_Task statement_
Write out the data below in full. Keep it exact.

_Input material_
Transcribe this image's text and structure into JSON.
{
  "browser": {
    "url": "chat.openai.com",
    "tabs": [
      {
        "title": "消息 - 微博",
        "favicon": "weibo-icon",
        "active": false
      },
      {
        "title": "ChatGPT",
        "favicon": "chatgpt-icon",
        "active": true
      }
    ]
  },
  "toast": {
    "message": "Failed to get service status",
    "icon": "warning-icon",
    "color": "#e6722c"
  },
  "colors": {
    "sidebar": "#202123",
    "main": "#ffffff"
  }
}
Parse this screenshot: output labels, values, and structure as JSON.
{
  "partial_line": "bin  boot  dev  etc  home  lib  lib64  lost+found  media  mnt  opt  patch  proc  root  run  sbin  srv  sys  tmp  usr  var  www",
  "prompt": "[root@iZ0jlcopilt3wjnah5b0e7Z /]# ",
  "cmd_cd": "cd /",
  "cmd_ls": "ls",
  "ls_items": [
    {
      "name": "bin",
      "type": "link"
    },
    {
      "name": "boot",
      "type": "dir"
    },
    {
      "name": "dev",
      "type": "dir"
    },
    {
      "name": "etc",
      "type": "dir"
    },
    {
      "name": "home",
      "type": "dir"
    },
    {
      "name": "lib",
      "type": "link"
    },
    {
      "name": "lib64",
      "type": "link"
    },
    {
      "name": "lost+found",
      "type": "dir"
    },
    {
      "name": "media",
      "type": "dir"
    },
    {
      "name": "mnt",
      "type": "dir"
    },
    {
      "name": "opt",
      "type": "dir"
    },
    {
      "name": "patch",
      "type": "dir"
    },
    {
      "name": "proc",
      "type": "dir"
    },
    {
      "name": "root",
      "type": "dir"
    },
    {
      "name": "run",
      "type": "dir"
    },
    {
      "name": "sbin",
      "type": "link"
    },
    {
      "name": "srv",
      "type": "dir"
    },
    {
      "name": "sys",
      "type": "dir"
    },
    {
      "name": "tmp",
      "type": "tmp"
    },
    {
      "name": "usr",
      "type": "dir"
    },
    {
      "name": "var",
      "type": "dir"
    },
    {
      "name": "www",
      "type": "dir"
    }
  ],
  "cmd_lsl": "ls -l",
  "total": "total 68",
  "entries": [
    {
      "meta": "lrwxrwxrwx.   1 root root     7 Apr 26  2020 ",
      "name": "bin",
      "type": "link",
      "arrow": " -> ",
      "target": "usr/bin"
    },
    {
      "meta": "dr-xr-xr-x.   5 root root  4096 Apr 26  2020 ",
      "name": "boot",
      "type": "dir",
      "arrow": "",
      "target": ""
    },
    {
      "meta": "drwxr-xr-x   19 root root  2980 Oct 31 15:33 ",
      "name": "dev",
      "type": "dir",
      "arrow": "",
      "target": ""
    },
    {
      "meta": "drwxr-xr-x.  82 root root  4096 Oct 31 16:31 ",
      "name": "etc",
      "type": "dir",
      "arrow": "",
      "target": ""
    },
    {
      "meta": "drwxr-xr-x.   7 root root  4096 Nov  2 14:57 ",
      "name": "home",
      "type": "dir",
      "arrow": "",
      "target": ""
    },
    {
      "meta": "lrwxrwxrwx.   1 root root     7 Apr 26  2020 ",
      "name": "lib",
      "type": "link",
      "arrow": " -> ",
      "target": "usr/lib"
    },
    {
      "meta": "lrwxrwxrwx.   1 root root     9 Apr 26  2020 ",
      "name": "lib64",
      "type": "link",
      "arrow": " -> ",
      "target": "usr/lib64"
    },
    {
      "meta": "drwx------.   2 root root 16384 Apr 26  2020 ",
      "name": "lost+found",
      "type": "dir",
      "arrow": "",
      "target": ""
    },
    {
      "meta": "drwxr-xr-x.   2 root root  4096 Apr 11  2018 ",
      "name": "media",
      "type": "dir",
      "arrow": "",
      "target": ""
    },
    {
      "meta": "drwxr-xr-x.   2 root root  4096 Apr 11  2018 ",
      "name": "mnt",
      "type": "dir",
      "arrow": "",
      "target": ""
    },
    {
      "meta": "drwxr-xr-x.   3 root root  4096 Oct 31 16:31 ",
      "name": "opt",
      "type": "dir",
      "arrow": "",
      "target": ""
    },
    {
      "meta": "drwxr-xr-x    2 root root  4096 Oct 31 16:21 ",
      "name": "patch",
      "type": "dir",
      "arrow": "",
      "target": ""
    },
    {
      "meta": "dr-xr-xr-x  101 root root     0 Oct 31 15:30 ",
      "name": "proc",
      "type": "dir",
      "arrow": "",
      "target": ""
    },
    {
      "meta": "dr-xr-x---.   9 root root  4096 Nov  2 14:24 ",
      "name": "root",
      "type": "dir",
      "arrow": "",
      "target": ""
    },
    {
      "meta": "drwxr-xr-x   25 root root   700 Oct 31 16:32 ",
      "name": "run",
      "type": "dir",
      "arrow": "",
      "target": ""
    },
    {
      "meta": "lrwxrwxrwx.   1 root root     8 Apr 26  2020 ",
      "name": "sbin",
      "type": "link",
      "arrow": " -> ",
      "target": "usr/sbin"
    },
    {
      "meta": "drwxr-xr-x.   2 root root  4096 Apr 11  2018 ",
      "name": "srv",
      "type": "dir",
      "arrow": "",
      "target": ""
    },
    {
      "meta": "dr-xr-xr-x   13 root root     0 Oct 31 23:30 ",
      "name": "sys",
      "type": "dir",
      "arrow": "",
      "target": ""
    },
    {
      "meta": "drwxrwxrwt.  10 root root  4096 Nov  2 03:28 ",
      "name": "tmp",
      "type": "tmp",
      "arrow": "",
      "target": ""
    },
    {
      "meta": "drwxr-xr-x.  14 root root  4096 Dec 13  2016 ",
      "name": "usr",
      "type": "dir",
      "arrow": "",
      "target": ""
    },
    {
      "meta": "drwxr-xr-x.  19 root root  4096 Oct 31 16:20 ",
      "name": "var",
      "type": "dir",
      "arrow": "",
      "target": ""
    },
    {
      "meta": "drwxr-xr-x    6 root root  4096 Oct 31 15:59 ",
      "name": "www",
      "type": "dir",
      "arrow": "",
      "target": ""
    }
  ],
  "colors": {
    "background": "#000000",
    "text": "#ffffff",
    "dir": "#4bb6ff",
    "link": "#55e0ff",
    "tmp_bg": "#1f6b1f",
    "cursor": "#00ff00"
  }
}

_Solution for this problem_
Transcribe this image's text and structure into JSON.
{
  "browser": {
    "url": "chat.openai.com",
    "tabs": [
      {
        "title": "消息 - 微博",
        "favicon": "weibo-icon",
        "active": false
      },
      {
        "title": "ChatGPT",
        "favicon": "chatgpt-icon",
        "active": true
      }
    ]
  },
  "toast": {
    "message": "Failed to get service status",
    "icon": "warning-icon",
    "color": "#e6722c"
  },
  "colors": {
    "sidebar": "#202123",
    "main": "#ffffff"
  }
}
Parse this screenshot: output labels, values, and structure as JSON.
{
  "partial_line": "bin  boot  dev  etc  home  lib  lib64  lost+found  media  mnt  opt  patch  proc  root  run  sbin  srv  sys  tmp  usr  var  www",
  "prompt": "[root@iZ0jlcopilt3wjnah5b0e7Z /]# ",
  "cmd_cd": "cd /",
  "cmd_ls": "ls",
  "ls_items": [
    {
      "name": "bin",
      "type": "link"
    },
    {
      "name": "boot",
      "type": "dir"
    },
    {
      "name": "dev",
      "type": "dir"
    },
    {
      "name": "etc",
      "type": "dir"
    },
    {
      "name": "home",
      "type": "dir"
    },
    {
      "name": "lib",
      "type": "link"
    },
    {
      "name": "lib64",
      "type": "link"
    },
    {
      "name": "lost+found",
      "type": "dir"
    },
    {
      "name": "media",
      "type": "dir"
    },
    {
      "name": "mnt",
      "type": "dir"
    },
    {
      "name": "opt",
      "type": "dir"
    },
    {
      "name": "patch",
      "type": "dir"
    },
    {
      "name": "proc",
      "type": "dir"
    },
    {
      "name": "root",
      "type": "dir"
    },
    {
      "name": "run",
      "type": "dir"
    },
    {
      "name": "sbin",
      "type": "link"
    },
    {
      "name": "srv",
      "type": "dir"
    },
    {
      "name": "sys",
      "type": "dir"
    },
    {
      "name": "tmp",
      "type": "tmp"
    },
    {
      "name": "usr",
      "type": "dir"
    },
    {
      "name": "var",
      "type": "dir"
    },
    {
      "name": "www",
      "type": "dir"
    }
  ],
  "cmd_lsl": "ls -l",
  "total": "total 68",
  "entries": [
    {
      "meta": "lrwxrwxrwx.   1 root root     7 Apr 26  2020 ",
      "name": "bin",
      "type": "link",
      "arrow": " -> ",
      "target": "usr/bin"
    },
    {
      "meta": "dr-xr-xr-x.   5 root root  4096 Apr 26  2020 ",
      "name": "boot",
      "type": "dir",
      "arrow": "",
      "target": ""
    },
    {
      "meta": "drwxr-xr-x   19 root root  2980 Oct 31 15:33 ",
      "name": "dev",
      "type": "dir",
      "arrow": "",
      "target": ""
    },
    {
      "meta": "drwxr-xr-x.  82 root root  4096 Oct 31 16:31 ",
      "name": "etc",
      "type": "dir",
      "arrow": "",
      "target": ""
    },
    {
      "meta": "drwxr-xr-x.   7 root root  4096 Nov  2 14:57 ",
      "name": "home",
      "type": "dir",
      "arrow": "",
      "target": ""
    },
    {
      "meta": "lrwxrwxrwx.   1 root root     7 Apr 26  2020 ",
      "name": "lib",
      "type": "link",
      "arrow": " -> ",
      "target": "usr/lib"
    },
    {
      "meta": "lrwxrwxrwx.   1 root root     9 Apr 26  2020 ",
      "name": "lib64",
      "type": "link",
      "arrow": " -> ",
      "target": "usr/lib64"
    },
    {
      "meta": "drwx------.   2 root root 16384 Apr 26  2020 ",
      "name": "lost+found",
      "type": "dir",
      "arrow": "",
      "target": ""
    },
    {
      "meta": "drwxr-xr-x.   2 root root  4096 Apr 11  2018 ",
      "name": "media",
      "type": "dir",
      "arrow": "",
      "target": ""
    },
    {
      "meta": "drwxr-xr-x.   2 root root  4096 Apr 11  2018 ",
      "name": "mnt",
      "type": "dir",
      "arrow": "",
      "target": ""
    },
    {
      "meta": "drwxr-xr-x.   3 root root  4096 Oct 31 16:31 ",
      "name": "opt",
      "type": "dir",
      "arrow": "",
      "target": ""
    },
    {
      "meta": "drwxr-xr-x    2 root root  4096 Oct 31 16:21 ",
      "name": "patch",
      "type": "dir",
      "arrow": "",
      "target": ""
    },
    {
      "meta": "dr-xr-xr-x  101 root root     0 Oct 31 15:30 ",
      "name": "proc",
      "type": "dir",
      "arrow": "",
      "target": ""
    },
    {
      "meta": "dr-xr-x---.   9 root root  4096 Nov  2 14:24 ",
      "name": "root",
      "type": "dir",
      "arrow": "",
      "target": ""
    },
    {
      "meta": "drwxr-xr-x   25 root root   700 Oct 31 16:32 ",
      "name": "run",
      "type": "dir",
      "arrow": "",
      "target": ""
    },
    {
      "meta": "lrwxrwxrwx.   1 root root     8 Apr 26  2020 ",
      "name": "sbin",
      "type": "link",
      "arrow": " -> ",
      "target": "usr/sbin"
    },
    {
      "meta": "drwxr-xr-x.   2 root root  4096 Apr 11  2018 ",
      "name": "srv",
      "type": "dir",
      "arrow": "",
      "target": ""
    },
    {
      "meta": "dr-xr-xr-x   13 root root     0 Oct 31 23:30 ",
      "name": "sys",
      "type": "dir",
      "arrow": "",
      "target": ""
    },
    {
      "meta": "drwxrwxrwt.  10 root root  4096 Nov  2 03:28 ",
      "name": "tmp",
      "type": "tmp",
      "arrow": "",
      "target": ""
    },
    {
      "meta": "drwxr-xr-x.  14 root root  4096 Dec 13  2016 ",
      "name": "usr",
      "type": "dir",
      "arrow": "",
      "target": ""
    },
    {
      "meta": "drwxr-xr-x.  19 root root  4096 Oct 31 16:20 ",
      "name": "var",
      "type": "dir",
      "arrow": "",
      "target": ""
    },
    {
      "meta": "drwxr-xr-x    6 root root  4096 Oct 31 15:59 ",
      "name": "www",
      "type": "dir",
      "arrow": "",
      "target": ""
    }
  ],
  "colors": {
    "background": "#000000",
    "text": "#ffffff",
    "dir": "#4bb6ff",
    "link": "#55e0ff",
    "tmp_bg": "#1f6b1f",
    "cursor": "#00ff00"
  }
}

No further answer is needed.